### DO THIS:
Look through the data and write out every line with the word "process" in it.

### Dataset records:
____
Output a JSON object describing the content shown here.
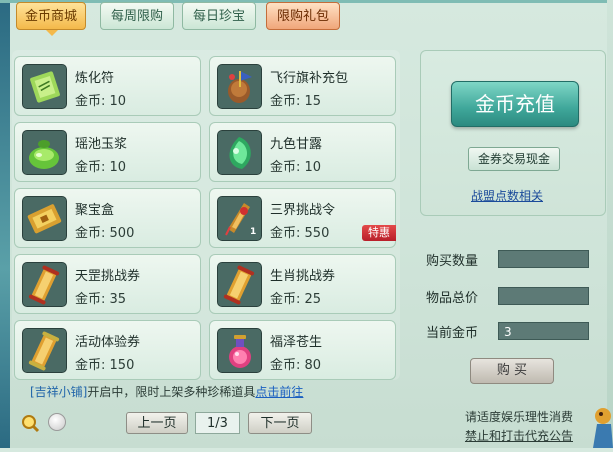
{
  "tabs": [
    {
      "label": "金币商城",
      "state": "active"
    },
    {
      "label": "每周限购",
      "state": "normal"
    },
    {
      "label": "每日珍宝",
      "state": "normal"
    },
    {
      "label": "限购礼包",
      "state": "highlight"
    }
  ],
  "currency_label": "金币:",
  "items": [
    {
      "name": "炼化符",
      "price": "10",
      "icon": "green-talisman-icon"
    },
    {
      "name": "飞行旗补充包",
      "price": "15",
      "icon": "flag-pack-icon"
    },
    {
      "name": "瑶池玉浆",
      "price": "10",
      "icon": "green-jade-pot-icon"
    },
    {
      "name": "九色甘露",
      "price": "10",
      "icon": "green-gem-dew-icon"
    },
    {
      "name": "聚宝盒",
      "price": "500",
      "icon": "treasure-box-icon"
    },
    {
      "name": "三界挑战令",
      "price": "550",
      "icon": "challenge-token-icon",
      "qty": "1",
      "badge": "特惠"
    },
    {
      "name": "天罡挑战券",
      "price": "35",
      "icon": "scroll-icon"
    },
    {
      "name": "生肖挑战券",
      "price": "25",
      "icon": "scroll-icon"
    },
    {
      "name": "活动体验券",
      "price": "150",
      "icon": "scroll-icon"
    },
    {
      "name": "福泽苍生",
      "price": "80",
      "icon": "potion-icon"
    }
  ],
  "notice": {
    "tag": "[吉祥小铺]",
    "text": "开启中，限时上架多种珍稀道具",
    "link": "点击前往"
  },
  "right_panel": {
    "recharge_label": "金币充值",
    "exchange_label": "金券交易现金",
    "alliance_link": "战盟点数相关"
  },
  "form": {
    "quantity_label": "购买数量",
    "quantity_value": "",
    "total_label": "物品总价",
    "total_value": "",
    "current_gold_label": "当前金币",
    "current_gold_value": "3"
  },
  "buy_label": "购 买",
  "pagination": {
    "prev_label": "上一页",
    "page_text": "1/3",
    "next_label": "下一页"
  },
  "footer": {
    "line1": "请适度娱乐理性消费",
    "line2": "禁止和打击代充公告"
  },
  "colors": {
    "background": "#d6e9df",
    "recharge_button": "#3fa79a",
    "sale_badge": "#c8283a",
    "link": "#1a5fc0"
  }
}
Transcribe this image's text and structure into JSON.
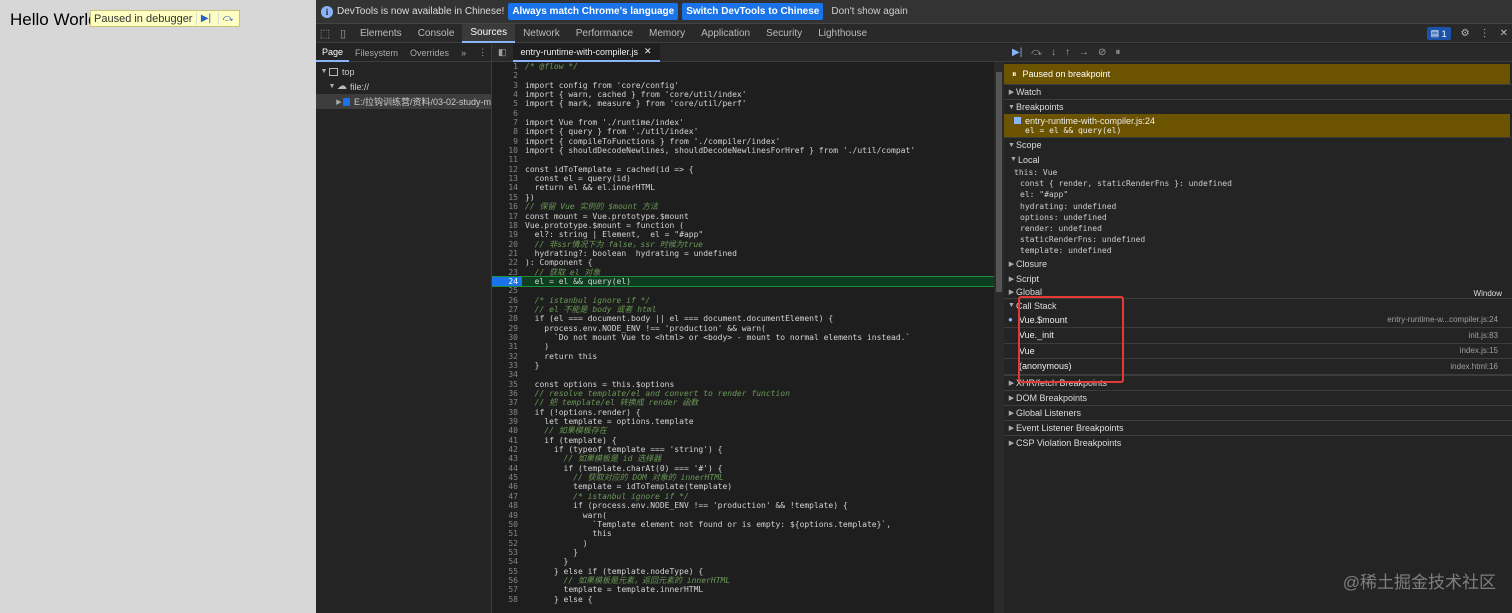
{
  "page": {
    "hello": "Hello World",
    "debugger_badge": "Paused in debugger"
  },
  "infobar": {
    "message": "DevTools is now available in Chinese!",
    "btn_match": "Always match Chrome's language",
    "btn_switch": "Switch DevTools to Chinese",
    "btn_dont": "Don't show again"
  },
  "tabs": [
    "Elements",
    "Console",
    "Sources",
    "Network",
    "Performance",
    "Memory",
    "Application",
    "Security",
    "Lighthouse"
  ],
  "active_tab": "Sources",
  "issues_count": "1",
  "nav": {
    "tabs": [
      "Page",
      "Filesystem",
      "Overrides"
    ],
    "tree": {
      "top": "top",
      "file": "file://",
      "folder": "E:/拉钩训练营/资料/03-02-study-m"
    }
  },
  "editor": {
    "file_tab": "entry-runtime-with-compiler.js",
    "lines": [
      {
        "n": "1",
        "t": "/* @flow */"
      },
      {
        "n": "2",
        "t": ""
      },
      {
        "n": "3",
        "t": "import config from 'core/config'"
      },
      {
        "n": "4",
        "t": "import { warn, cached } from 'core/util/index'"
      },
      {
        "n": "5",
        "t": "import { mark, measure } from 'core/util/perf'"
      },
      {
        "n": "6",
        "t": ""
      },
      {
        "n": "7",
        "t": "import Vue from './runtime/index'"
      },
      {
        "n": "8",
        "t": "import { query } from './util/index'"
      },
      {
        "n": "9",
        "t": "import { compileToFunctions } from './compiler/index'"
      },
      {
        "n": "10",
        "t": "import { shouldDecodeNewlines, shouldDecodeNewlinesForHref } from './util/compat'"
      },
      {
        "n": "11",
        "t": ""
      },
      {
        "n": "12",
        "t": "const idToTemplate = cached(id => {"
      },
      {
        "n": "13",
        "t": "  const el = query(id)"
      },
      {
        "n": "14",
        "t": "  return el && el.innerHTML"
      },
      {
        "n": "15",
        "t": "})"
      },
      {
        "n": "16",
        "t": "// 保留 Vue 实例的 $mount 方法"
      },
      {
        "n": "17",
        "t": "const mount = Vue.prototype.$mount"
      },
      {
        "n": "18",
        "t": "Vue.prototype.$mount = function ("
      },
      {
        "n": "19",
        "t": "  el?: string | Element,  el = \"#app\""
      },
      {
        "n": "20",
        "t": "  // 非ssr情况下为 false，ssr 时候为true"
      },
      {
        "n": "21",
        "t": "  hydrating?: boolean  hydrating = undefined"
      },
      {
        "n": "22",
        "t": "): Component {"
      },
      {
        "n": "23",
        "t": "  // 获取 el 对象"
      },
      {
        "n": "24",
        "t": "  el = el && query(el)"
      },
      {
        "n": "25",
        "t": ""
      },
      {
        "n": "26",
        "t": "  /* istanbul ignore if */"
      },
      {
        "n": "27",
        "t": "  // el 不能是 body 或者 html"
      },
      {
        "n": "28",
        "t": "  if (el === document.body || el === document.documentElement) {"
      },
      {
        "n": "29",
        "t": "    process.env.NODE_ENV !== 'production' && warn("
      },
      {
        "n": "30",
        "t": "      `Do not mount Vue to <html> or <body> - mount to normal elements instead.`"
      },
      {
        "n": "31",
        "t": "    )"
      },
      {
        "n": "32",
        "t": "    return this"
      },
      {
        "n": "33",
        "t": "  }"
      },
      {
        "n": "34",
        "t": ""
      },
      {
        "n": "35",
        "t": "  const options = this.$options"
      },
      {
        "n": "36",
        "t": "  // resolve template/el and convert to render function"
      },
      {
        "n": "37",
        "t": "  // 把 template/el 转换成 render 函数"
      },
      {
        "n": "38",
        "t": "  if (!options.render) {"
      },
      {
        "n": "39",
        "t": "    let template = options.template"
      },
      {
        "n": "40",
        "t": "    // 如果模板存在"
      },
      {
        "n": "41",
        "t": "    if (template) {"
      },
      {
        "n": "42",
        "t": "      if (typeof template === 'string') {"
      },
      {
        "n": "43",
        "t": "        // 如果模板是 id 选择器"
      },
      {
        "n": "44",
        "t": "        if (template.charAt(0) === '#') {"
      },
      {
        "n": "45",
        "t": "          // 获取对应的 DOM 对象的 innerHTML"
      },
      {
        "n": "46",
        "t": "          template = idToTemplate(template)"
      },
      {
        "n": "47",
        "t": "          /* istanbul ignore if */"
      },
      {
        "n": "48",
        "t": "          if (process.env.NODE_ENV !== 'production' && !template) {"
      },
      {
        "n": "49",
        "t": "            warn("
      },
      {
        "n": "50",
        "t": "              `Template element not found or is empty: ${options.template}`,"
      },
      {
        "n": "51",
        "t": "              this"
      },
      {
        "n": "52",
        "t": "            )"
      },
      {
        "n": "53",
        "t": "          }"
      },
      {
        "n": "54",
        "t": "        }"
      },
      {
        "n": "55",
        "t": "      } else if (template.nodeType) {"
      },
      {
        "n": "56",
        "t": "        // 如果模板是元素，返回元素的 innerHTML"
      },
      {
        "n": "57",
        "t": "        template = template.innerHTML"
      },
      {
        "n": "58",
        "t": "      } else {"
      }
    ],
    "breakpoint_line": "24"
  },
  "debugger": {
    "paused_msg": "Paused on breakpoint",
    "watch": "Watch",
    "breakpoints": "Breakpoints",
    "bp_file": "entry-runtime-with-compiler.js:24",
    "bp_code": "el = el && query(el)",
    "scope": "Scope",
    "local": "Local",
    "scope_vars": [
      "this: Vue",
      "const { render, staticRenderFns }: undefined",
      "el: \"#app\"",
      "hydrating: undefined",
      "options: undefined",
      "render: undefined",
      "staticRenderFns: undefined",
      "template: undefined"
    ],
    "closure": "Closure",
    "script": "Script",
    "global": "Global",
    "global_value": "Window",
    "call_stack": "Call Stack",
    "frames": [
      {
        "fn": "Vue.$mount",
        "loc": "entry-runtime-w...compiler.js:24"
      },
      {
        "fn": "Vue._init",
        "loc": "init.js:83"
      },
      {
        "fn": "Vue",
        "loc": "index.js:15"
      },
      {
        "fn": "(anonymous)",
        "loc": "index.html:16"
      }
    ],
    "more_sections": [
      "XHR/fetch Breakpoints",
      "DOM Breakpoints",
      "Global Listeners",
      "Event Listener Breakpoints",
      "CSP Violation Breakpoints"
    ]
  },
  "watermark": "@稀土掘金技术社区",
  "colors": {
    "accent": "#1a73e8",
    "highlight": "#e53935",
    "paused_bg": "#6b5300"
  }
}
____
### THE SOLUTION:
        "t": "    process.env.NODE_ENV !== 'production' && warn("
        "t": "          if (process.env.NODE_ENV !== 'production' && !template) {"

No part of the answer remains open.